Among the lines below, count those containing the word "this". Give the number only.

| Material provided |
□ □ □ □

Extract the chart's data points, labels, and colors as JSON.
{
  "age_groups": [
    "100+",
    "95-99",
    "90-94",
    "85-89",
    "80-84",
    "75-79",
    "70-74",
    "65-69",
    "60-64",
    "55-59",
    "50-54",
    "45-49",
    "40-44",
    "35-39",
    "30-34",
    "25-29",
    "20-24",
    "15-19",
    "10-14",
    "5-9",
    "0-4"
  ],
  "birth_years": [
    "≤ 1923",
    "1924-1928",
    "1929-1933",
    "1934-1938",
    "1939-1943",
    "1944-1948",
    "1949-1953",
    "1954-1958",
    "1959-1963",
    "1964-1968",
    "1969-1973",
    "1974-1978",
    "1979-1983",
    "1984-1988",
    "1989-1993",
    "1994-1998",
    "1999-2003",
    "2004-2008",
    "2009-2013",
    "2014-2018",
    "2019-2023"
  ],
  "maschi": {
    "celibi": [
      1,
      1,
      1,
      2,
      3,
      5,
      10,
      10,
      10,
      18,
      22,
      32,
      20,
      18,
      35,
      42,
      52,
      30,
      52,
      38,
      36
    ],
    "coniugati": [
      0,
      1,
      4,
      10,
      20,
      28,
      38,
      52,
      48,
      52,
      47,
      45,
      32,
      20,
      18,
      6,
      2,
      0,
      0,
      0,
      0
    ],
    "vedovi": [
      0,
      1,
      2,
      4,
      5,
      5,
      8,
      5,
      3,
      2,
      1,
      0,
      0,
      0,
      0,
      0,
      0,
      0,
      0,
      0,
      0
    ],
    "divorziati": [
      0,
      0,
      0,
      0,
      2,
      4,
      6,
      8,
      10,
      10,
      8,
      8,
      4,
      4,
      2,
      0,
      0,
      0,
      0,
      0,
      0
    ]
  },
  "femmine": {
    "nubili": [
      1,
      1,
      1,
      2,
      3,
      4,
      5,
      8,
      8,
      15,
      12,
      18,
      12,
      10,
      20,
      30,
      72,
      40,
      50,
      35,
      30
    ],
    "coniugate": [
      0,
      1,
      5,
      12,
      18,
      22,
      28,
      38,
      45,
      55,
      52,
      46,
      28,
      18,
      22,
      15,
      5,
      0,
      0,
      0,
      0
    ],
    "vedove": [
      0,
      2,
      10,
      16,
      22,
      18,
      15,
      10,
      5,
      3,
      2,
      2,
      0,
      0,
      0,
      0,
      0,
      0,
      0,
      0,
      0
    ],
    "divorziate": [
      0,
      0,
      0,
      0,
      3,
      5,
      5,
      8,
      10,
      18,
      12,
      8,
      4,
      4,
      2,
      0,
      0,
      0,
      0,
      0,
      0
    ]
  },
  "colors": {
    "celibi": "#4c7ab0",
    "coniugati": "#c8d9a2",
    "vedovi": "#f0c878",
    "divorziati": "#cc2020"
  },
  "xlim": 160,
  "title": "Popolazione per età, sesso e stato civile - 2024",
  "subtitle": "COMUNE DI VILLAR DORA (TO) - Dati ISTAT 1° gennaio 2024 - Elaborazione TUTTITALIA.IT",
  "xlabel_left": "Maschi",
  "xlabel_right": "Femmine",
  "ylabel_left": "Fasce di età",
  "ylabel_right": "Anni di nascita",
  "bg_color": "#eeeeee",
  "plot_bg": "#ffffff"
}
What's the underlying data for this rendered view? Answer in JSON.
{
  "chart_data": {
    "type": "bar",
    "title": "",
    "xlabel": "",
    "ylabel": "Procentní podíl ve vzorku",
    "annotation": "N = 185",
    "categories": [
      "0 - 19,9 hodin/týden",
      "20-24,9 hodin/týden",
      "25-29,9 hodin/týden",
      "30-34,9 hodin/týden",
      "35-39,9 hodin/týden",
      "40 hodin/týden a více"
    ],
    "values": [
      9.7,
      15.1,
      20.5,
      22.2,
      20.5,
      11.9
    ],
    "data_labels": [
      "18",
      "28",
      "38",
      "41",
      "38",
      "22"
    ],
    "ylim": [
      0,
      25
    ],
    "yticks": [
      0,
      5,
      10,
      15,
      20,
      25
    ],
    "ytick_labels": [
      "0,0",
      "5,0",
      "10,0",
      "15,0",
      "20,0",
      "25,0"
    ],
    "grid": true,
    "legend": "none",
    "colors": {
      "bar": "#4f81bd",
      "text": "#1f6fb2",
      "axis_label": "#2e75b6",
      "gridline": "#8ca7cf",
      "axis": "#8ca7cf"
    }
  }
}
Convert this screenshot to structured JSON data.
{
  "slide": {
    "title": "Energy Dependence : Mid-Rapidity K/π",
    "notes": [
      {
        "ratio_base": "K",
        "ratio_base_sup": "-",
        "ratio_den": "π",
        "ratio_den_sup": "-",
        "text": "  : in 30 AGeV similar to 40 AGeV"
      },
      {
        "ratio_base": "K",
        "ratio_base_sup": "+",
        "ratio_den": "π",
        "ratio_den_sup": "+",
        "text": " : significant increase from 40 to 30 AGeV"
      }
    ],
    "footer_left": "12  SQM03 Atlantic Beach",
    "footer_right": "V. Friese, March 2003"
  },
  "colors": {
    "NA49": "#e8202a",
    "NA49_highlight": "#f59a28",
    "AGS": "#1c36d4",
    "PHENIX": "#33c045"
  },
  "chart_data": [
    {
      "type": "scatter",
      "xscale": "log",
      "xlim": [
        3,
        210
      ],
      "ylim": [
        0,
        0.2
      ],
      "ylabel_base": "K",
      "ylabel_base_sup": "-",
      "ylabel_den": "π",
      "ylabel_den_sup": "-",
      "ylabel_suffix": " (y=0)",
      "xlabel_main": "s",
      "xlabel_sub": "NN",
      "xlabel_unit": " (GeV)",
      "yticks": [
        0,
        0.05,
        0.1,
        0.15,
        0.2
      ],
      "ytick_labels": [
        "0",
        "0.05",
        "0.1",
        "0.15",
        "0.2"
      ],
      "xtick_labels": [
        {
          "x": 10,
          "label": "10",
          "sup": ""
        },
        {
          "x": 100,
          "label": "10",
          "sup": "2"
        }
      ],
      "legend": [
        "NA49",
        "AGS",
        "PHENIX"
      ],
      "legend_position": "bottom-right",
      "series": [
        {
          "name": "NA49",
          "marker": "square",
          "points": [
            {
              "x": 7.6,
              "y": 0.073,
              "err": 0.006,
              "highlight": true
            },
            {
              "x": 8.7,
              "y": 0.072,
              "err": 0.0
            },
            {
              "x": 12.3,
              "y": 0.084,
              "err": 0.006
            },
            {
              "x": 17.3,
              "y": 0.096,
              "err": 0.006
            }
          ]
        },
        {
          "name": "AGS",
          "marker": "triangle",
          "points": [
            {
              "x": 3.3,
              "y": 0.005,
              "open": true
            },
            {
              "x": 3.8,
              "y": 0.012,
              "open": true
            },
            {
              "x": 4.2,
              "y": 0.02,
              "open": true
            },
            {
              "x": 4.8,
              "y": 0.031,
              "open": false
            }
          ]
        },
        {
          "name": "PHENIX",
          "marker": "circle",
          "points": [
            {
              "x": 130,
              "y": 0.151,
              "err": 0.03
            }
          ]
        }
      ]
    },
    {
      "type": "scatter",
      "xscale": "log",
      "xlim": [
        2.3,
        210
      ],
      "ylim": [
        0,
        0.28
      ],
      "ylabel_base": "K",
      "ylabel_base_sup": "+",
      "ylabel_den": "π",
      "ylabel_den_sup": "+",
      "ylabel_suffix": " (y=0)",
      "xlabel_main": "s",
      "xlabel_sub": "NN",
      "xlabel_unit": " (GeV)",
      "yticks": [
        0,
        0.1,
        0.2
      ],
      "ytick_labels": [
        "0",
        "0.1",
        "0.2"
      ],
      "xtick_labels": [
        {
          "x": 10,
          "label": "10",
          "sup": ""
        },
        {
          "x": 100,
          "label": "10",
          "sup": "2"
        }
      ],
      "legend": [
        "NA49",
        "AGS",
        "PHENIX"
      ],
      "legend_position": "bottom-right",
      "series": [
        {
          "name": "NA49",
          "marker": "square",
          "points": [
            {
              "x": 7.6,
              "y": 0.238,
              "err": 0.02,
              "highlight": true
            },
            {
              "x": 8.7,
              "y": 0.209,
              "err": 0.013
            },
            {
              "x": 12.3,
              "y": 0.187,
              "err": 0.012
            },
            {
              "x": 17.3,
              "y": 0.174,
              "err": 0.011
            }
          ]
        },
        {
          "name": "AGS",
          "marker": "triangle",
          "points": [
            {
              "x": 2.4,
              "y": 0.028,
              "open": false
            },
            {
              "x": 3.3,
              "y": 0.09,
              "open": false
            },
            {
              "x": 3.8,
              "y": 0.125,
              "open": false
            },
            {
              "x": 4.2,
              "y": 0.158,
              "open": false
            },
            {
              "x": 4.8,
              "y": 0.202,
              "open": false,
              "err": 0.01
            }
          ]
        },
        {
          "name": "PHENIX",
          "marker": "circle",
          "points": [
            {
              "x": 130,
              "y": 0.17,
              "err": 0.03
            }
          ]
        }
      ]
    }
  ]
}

□ □ □ □

| Output of the task |
2